> [REQUIRED WORK] Write out the listing below in full and exactly, leaving out every picture.

> [INPUT DATA]
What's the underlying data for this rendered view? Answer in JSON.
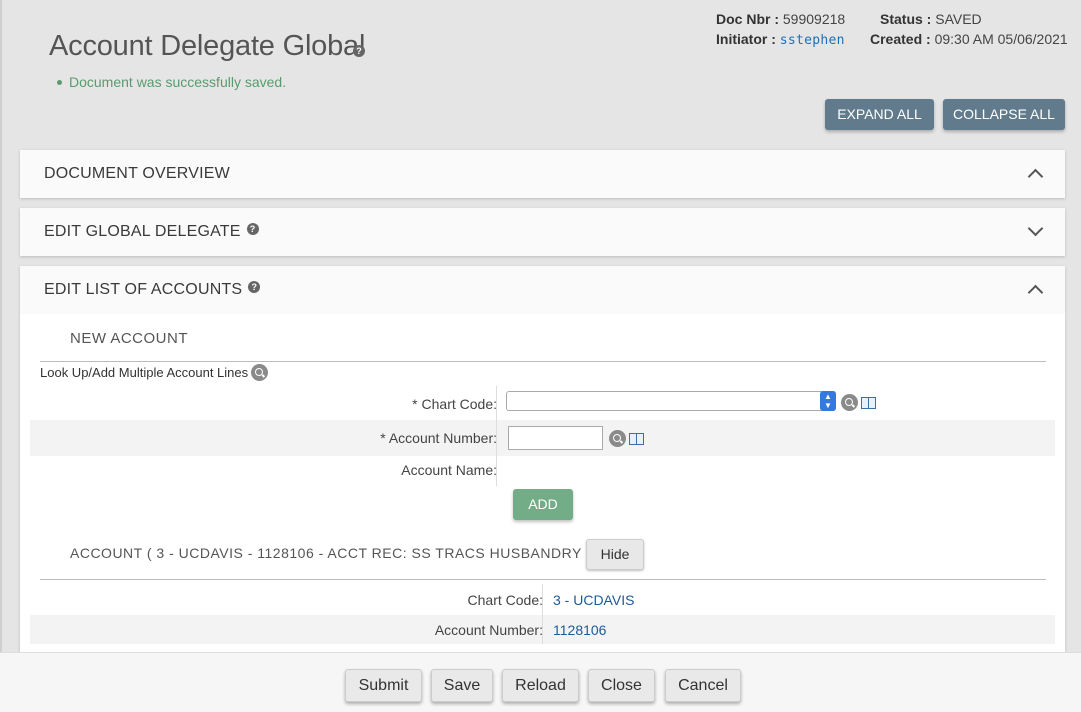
{
  "page": {
    "title": "Account Delegate Global",
    "success_message": "Document was successfully saved."
  },
  "doc_info": {
    "doc_nbr_label": "Doc Nbr :",
    "doc_nbr": "59909218",
    "initiator_label": "Initiator :",
    "initiator": "sstephen",
    "status_label": "Status :",
    "status": "SAVED",
    "created_label": "Created :",
    "created": "09:30 AM 05/06/2021"
  },
  "toolbar": {
    "expand_all": "EXPAND ALL",
    "collapse_all": "COLLAPSE ALL"
  },
  "sections": {
    "overview": "DOCUMENT OVERVIEW",
    "global_delegate": "EDIT GLOBAL DELEGATE",
    "list_of_accounts": "EDIT LIST OF ACCOUNTS"
  },
  "new_account": {
    "title": "NEW ACCOUNT",
    "lookup_label": "Look Up/Add Multiple Account Lines",
    "chart_code_label": "* Chart Code:",
    "chart_code_value": "",
    "account_number_label": "* Account Number:",
    "account_number_value": "",
    "account_name_label": "Account Name:",
    "add_label": "ADD"
  },
  "account": {
    "title": "ACCOUNT ( 3 - UCDAVIS - 1128106 - ACCT REC: SS TRACS HUSBANDRY )",
    "hide_label": "Hide",
    "chart_code_label": "Chart Code:",
    "chart_code": "3 - UCDAVIS",
    "account_number_label": "Account Number:",
    "account_number": "1128106"
  },
  "footer": {
    "submit": "Submit",
    "save": "Save",
    "reload": "Reload",
    "close": "Close",
    "cancel": "Cancel"
  },
  "colors": {
    "primary_button": "#627b8c",
    "add_button": "#72ad87",
    "success_text": "#5a9b6d",
    "link": "#1e6fb8"
  }
}
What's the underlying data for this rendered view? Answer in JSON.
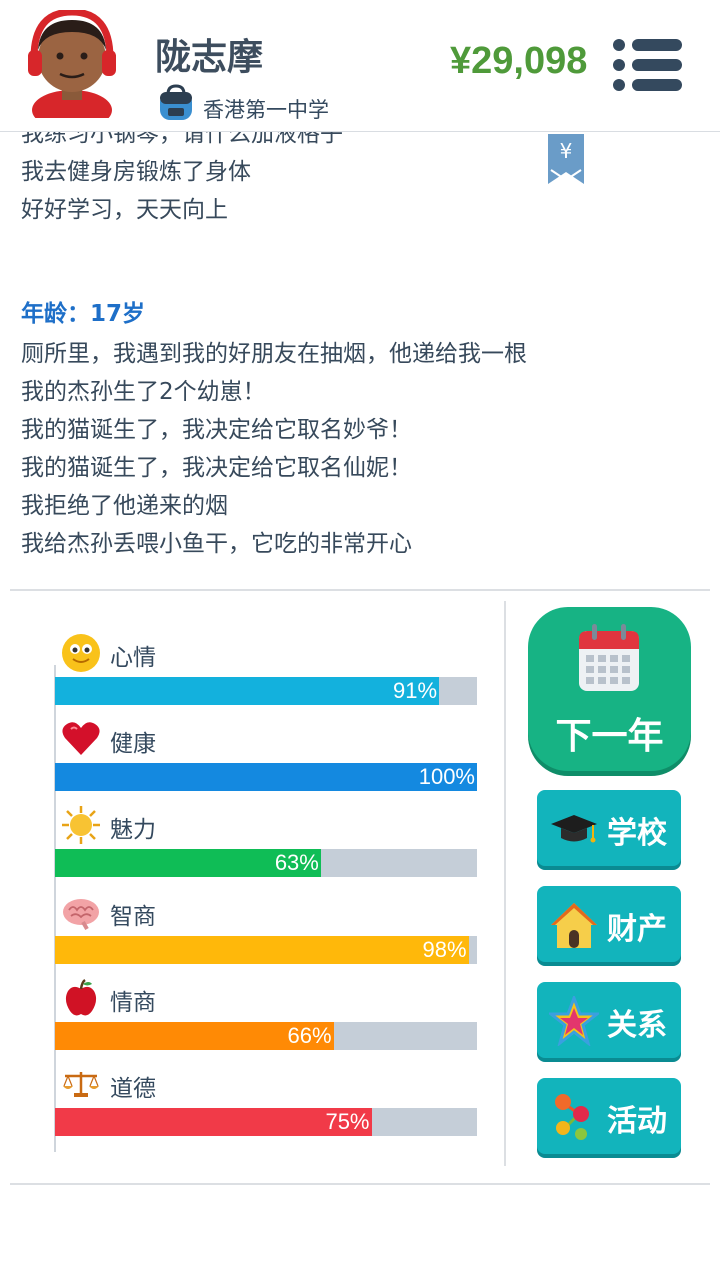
{
  "header": {
    "name": "陇志摩",
    "school": "香港第一中学",
    "money": "¥29,098"
  },
  "log": {
    "cut_line": "我练习小钢琴，请什么加液格子",
    "lines_prev": [
      "我去健身房锻炼了身体",
      "好好学习，天天向上"
    ],
    "age_label": "年龄：17岁",
    "lines": [
      "厕所里，我遇到我的好朋友在抽烟，他递给我一根",
      "我的杰孙生了2个幼崽！",
      "我的猫诞生了，我决定给它取名妙爷！",
      "我的猫诞生了，我决定给它取名仙妮！",
      "我拒绝了他递来的烟",
      "我给杰孙丢喂小鱼干，它吃的非常开心"
    ],
    "bookmark_symbol": "¥"
  },
  "stats": [
    {
      "icon": "smiley-icon",
      "label": "心情",
      "value": 91,
      "pct": "91%",
      "color": "#13b1dd"
    },
    {
      "icon": "heart-icon",
      "label": "健康",
      "value": 100,
      "pct": "100%",
      "color": "#1489e0"
    },
    {
      "icon": "sun-icon",
      "label": "魅力",
      "value": 63,
      "pct": "63%",
      "color": "#0fbd56"
    },
    {
      "icon": "brain-icon",
      "label": "智商",
      "value": 98,
      "pct": "98%",
      "color": "#ffb80a"
    },
    {
      "icon": "apple-icon",
      "label": "情商",
      "value": 66,
      "pct": "66%",
      "color": "#ff8a05"
    },
    {
      "icon": "scales-icon",
      "label": "道德",
      "value": 75,
      "pct": "75%",
      "color": "#f13a48"
    }
  ],
  "actions": {
    "next_year": "下一年",
    "school": "学校",
    "property": "财产",
    "relations": "关系",
    "activities": "活动"
  }
}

> [WORKED ANSWER]
What's the underlying data for this rendered view? Answer in JSON.
{
  "page": {
    "title": "Account Delegate Global",
    "success_message": "Document was successfully saved."
  },
  "doc_info": {
    "doc_nbr_label": "Doc Nbr :",
    "doc_nbr": "59909218",
    "initiator_label": "Initiator :",
    "initiator": "sstephen",
    "status_label": "Status :",
    "status": "SAVED",
    "created_label": "Created :",
    "created": "09:30 AM 05/06/2021"
  },
  "toolbar": {
    "expand_all": "EXPAND ALL",
    "collapse_all": "COLLAPSE ALL"
  },
  "sections": {
    "overview": "DOCUMENT OVERVIEW",
    "global_delegate": "EDIT GLOBAL DELEGATE",
    "list_of_accounts": "EDIT LIST OF ACCOUNTS"
  },
  "new_account": {
    "title": "NEW ACCOUNT",
    "lookup_label": "Look Up/Add Multiple Account Lines",
    "chart_code_label": "* Chart Code:",
    "chart_code_value": "",
    "account_number_label": "* Account Number:",
    "account_number_value": "",
    "account_name_label": "Account Name:",
    "add_label": "ADD"
  },
  "account": {
    "title": "ACCOUNT ( 3 - UCDAVIS - 1128106 - ACCT REC: SS TRACS HUSBANDRY )",
    "hide_label": "Hide",
    "chart_code_label": "Chart Code:",
    "chart_code": "3 - UCDAVIS",
    "account_number_label": "Account Number:",
    "account_number": "1128106"
  },
  "footer": {
    "submit": "Submit",
    "save": "Save",
    "reload": "Reload",
    "close": "Close",
    "cancel": "Cancel"
  },
  "colors": {
    "primary_button": "#627b8c",
    "add_button": "#72ad87",
    "success_text": "#5a9b6d",
    "link": "#1e6fb8"
  }
}
What's the underlying data for this rendered view? Answer in JSON.
{
  "header": {
    "name": "陇志摩",
    "school": "香港第一中学",
    "money": "¥29,098"
  },
  "log": {
    "cut_line": "我练习小钢琴，请什么加液格子",
    "lines_prev": [
      "我去健身房锻炼了身体",
      "好好学习，天天向上"
    ],
    "age_label": "年龄：17岁",
    "lines": [
      "厕所里，我遇到我的好朋友在抽烟，他递给我一根",
      "我的杰孙生了2个幼崽！",
      "我的猫诞生了，我决定给它取名妙爷！",
      "我的猫诞生了，我决定给它取名仙妮！",
      "我拒绝了他递来的烟",
      "我给杰孙丢喂小鱼干，它吃的非常开心"
    ],
    "bookmark_symbol": "¥"
  },
  "stats": [
    {
      "icon": "smiley-icon",
      "label": "心情",
      "value": 91,
      "pct": "91%",
      "color": "#13b1dd"
    },
    {
      "icon": "heart-icon",
      "label": "健康",
      "value": 100,
      "pct": "100%",
      "color": "#1489e0"
    },
    {
      "icon": "sun-icon",
      "label": "魅力",
      "value": 63,
      "pct": "63%",
      "color": "#0fbd56"
    },
    {
      "icon": "brain-icon",
      "label": "智商",
      "value": 98,
      "pct": "98%",
      "color": "#ffb80a"
    },
    {
      "icon": "apple-icon",
      "label": "情商",
      "value": 66,
      "pct": "66%",
      "color": "#ff8a05"
    },
    {
      "icon": "scales-icon",
      "label": "道德",
      "value": 75,
      "pct": "75%",
      "color": "#f13a48"
    }
  ],
  "actions": {
    "next_year": "下一年",
    "school": "学校",
    "property": "财产",
    "relations": "关系",
    "activities": "活动"
  }
}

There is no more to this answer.